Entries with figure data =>
"""

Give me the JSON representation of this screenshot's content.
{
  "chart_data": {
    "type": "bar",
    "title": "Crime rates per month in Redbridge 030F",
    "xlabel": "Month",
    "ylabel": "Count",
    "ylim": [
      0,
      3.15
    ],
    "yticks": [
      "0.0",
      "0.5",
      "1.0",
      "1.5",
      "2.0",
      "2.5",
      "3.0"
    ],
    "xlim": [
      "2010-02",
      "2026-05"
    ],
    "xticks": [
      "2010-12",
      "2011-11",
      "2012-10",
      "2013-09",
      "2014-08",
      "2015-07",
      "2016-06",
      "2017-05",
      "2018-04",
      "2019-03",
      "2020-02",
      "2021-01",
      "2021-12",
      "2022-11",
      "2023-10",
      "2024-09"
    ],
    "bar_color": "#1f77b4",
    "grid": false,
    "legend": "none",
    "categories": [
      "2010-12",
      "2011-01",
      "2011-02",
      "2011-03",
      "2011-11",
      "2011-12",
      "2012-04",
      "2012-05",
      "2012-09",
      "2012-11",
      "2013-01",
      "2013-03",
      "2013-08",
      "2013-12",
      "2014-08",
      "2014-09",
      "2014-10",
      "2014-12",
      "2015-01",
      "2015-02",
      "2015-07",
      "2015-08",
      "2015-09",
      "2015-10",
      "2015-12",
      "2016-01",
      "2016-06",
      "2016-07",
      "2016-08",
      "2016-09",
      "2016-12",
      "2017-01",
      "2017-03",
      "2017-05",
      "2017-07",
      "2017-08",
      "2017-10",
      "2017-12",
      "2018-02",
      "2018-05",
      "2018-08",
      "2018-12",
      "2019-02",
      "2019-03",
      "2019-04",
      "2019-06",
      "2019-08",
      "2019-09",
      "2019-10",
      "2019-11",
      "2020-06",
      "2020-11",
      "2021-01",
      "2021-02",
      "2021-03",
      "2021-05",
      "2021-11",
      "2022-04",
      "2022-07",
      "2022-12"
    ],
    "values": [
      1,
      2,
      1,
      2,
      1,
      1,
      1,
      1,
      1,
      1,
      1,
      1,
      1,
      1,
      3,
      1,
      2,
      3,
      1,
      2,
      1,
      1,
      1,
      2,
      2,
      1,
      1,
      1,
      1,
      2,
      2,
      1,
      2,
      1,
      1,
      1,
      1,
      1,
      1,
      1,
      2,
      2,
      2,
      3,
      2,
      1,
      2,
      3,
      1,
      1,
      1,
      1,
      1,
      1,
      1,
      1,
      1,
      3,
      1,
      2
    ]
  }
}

"""

SHORT EXERCISE =>
Quote each line of the listing above exactly.

EXERCISE SOLUTION =>
Give me the JSON representation of this screenshot's content.
{
  "chart_data": {
    "type": "bar",
    "title": "Crime rates per month in Redbridge 030F",
    "xlabel": "Month",
    "ylabel": "Count",
    "ylim": [
      0,
      3.15
    ],
    "yticks": [
      "0.0",
      "0.5",
      "1.0",
      "1.5",
      "2.0",
      "2.5",
      "3.0"
    ],
    "xlim": [
      "2010-02",
      "2026-05"
    ],
    "xticks": [
      "2010-12",
      "2011-11",
      "2012-10",
      "2013-09",
      "2014-08",
      "2015-07",
      "2016-06",
      "2017-05",
      "2018-04",
      "2019-03",
      "2020-02",
      "2021-01",
      "2021-12",
      "2022-11",
      "2023-10",
      "2024-09"
    ],
    "bar_color": "#1f77b4",
    "grid": false,
    "legend": "none",
    "categories": [
      "2010-12",
      "2011-01",
      "2011-02",
      "2011-03",
      "2011-11",
      "2011-12",
      "2012-04",
      "2012-05",
      "2012-09",
      "2012-11",
      "2013-01",
      "2013-03",
      "2013-08",
      "2013-12",
      "2014-08",
      "2014-09",
      "2014-10",
      "2014-12",
      "2015-01",
      "2015-02",
      "2015-07",
      "2015-08",
      "2015-09",
      "2015-10",
      "2015-12",
      "2016-01",
      "2016-06",
      "2016-07",
      "2016-08",
      "2016-09",
      "2016-12",
      "2017-01",
      "2017-03",
      "2017-05",
      "2017-07",
      "2017-08",
      "2017-10",
      "2017-12",
      "2018-02",
      "2018-05",
      "2018-08",
      "2018-12",
      "2019-02",
      "2019-03",
      "2019-04",
      "2019-06",
      "2019-08",
      "2019-09",
      "2019-10",
      "2019-11",
      "2020-06",
      "2020-11",
      "2021-01",
      "2021-02",
      "2021-03",
      "2021-05",
      "2021-11",
      "2022-04",
      "2022-07",
      "2022-12"
    ],
    "values": [
      1,
      2,
      1,
      2,
      1,
      1,
      1,
      1,
      1,
      1,
      1,
      1,
      1,
      1,
      3,
      1,
      2,
      3,
      1,
      2,
      1,
      1,
      1,
      2,
      2,
      1,
      1,
      1,
      1,
      2,
      2,
      1,
      2,
      1,
      1,
      1,
      1,
      1,
      1,
      1,
      2,
      2,
      2,
      3,
      2,
      1,
      2,
      3,
      1,
      1,
      1,
      1,
      1,
      1,
      1,
      1,
      1,
      3,
      1,
      2
    ]
  }
}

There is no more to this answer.